- _EXCERPTED RECORDS_:
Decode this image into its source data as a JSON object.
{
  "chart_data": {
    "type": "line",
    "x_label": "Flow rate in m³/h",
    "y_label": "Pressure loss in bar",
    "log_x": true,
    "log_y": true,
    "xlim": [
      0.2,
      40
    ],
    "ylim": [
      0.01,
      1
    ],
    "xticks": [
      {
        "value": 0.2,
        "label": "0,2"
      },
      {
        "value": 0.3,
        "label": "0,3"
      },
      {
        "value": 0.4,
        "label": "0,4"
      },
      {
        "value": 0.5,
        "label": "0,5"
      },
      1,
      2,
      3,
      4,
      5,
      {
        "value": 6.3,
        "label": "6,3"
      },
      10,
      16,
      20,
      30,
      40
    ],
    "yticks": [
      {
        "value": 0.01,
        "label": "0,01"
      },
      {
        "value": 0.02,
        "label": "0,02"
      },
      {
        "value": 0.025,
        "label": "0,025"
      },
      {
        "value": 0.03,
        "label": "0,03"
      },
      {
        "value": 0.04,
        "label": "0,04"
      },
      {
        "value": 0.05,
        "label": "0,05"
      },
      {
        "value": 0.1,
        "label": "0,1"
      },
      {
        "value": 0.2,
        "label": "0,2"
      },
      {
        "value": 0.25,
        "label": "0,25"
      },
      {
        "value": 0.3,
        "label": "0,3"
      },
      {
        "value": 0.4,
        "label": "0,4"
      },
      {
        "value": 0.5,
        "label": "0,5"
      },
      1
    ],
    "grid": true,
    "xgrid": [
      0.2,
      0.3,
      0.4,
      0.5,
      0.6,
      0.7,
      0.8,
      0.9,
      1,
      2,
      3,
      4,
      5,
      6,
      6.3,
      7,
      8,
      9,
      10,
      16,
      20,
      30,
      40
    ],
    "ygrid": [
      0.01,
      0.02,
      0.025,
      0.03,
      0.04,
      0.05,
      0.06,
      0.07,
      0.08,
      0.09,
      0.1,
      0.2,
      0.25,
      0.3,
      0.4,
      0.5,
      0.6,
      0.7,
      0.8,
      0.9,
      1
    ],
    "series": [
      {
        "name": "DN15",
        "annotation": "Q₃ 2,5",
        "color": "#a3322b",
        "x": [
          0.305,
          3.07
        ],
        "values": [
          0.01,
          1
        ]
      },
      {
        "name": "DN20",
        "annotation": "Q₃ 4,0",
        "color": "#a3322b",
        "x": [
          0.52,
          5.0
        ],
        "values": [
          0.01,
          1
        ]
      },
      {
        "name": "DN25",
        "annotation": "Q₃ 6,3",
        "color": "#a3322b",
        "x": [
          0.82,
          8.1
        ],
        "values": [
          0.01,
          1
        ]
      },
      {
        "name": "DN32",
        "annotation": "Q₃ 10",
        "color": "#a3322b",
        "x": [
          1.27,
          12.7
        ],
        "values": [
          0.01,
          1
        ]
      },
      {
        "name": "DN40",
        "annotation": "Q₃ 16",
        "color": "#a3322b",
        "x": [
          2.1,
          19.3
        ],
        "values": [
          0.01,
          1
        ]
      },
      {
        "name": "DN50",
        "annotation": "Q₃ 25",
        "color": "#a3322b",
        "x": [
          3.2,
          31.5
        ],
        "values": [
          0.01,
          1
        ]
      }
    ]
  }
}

- _WRITTEN REQUEST_:
Copy out all lines where the word "annotation" appears.

- _ANSWER TO THIS EXERCISE_:
        "annotation": "Q₃ 2,5",
        "annotation": "Q₃ 4,0",
        "annotation": "Q₃ 6,3",
        "annotation": "Q₃ 10",
        "annotation": "Q₃ 16",
        "annotation": "Q₃ 25",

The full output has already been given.